*Your instructions*: Copy out the rows starting with the line that contains "pie-slice bbox=[211, 29, 478, 561]" and ending with the line that contains "category-label: Career Prospects", keeping both of those lines and changing nothing.

*Region and label listings*:

+--

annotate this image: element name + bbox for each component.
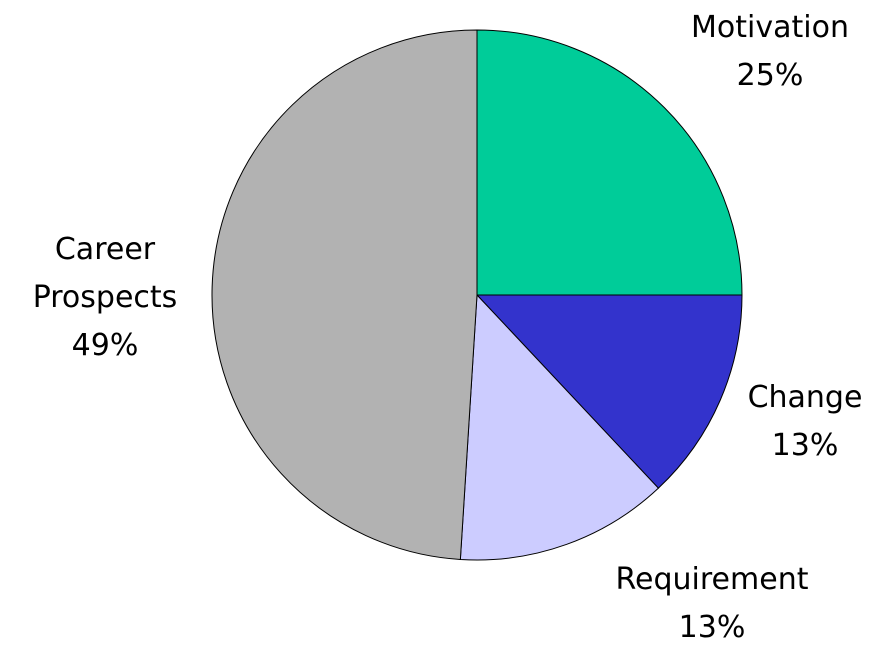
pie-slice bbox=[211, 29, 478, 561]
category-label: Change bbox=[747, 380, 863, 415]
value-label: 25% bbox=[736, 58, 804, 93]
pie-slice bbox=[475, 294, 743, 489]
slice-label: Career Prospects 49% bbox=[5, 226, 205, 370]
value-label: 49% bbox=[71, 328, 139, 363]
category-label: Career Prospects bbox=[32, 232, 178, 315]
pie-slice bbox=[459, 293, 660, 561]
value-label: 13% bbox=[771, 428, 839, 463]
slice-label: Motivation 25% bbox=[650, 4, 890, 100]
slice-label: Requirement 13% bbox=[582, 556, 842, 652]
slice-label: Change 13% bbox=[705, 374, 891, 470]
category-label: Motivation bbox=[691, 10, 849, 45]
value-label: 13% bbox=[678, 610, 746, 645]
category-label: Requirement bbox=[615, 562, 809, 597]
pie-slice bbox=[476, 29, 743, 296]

+--

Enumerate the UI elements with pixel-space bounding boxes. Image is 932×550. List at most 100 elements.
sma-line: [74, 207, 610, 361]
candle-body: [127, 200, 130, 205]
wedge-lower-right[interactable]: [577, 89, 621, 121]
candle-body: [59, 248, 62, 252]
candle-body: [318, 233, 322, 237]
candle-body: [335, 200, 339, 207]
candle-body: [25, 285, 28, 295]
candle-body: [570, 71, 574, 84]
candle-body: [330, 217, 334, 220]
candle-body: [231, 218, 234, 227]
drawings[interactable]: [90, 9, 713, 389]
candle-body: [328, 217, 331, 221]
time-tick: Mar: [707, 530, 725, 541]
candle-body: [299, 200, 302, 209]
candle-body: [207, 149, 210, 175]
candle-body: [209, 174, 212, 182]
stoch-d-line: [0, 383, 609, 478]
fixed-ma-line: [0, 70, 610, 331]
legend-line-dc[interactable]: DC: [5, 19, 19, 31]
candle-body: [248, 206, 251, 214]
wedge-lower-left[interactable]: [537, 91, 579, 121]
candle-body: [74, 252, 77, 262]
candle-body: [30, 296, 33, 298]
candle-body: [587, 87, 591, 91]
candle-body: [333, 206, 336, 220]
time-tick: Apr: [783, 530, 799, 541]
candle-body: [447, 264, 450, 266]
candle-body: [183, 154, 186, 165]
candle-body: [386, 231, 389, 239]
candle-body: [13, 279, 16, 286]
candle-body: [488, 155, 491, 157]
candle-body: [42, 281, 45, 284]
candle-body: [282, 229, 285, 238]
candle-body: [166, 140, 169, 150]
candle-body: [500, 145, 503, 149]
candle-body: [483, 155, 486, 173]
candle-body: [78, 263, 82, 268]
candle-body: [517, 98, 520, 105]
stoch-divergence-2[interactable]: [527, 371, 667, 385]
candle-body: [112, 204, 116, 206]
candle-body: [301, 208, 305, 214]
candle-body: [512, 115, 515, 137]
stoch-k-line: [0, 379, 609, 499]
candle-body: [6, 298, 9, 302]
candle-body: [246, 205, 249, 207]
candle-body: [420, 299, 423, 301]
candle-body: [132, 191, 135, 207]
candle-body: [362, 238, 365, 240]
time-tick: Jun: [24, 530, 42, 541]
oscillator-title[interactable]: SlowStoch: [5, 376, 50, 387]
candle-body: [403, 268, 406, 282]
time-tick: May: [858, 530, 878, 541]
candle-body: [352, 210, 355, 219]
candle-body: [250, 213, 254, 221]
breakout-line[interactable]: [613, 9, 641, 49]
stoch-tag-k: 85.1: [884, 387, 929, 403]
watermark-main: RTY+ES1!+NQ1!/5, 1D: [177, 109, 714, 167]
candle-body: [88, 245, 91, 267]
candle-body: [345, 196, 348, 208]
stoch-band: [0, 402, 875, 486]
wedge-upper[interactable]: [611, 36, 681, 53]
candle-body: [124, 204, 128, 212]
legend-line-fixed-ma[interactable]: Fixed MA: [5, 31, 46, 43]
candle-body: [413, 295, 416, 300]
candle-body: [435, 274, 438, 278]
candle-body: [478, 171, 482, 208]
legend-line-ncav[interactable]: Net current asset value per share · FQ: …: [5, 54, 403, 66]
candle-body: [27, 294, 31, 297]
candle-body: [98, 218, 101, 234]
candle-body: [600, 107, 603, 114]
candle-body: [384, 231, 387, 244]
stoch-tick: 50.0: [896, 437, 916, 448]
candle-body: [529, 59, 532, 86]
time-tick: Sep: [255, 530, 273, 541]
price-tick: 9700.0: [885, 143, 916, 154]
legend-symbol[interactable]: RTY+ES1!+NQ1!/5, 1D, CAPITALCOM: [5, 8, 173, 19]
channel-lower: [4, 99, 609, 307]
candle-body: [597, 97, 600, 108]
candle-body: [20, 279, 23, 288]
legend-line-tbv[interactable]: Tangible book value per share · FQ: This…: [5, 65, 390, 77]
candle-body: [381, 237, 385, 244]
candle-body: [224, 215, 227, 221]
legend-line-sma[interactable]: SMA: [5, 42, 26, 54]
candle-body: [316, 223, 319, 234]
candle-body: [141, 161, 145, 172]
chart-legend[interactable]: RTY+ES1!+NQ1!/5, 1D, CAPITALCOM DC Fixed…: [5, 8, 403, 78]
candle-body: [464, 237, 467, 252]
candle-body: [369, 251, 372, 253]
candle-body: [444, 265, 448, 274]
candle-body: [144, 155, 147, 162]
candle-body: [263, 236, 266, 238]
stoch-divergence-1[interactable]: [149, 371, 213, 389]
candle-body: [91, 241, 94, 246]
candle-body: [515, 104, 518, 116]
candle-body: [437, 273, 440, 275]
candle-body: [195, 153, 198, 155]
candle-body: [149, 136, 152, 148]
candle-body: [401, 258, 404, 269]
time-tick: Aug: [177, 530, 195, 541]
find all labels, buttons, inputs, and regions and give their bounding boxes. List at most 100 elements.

+--

*Response to the task*:
pie-slice bbox=[211, 29, 478, 561]
category-label: Change bbox=[747, 380, 863, 415]
value-label: 25% bbox=[736, 58, 804, 93]
pie-slice bbox=[475, 294, 743, 489]
slice-label: Career Prospects 49% bbox=[5, 226, 205, 370]
value-label: 49% bbox=[71, 328, 139, 363]
category-label: Career Prospects bbox=[32, 232, 178, 315]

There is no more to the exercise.